/---
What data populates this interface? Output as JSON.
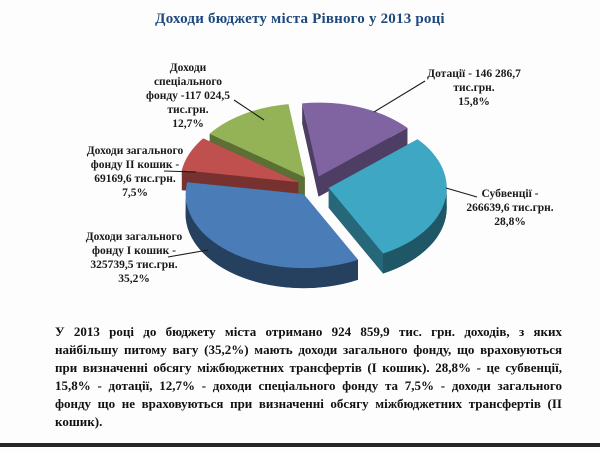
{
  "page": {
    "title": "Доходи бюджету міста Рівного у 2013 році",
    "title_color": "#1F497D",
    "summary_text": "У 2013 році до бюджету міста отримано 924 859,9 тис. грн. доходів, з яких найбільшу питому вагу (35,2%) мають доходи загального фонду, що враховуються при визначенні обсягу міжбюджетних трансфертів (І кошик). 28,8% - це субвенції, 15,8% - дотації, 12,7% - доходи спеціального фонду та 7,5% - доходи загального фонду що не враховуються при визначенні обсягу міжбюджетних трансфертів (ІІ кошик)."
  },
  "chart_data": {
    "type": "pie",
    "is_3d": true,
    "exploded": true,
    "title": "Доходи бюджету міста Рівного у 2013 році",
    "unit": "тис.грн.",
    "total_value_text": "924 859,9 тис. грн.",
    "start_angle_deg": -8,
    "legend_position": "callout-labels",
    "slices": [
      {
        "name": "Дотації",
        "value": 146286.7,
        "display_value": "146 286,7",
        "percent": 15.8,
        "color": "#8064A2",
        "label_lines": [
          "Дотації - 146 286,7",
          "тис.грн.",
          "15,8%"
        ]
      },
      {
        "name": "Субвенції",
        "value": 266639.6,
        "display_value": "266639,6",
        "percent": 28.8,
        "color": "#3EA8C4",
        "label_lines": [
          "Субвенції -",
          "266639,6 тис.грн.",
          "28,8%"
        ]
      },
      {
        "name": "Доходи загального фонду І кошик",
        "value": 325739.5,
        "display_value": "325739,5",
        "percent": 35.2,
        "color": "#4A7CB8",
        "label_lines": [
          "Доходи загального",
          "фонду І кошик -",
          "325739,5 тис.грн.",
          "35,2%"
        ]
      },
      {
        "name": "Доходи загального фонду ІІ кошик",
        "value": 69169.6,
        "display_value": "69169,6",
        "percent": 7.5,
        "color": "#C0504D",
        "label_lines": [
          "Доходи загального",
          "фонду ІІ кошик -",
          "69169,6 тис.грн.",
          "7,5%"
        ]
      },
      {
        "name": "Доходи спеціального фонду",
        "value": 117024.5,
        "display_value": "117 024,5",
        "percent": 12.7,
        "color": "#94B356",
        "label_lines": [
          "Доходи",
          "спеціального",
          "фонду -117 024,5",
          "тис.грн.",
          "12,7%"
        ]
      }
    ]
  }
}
\---
_EXERCISE OBJECTIVE_. Return every line from the records above that holds the word "percent".

_SOLUTION TO THE PROBLEM_.
        "percent": 15.8,
        "percent": 28.8,
        "percent": 35.2,
        "percent": 7.5,
        "percent": 12.7,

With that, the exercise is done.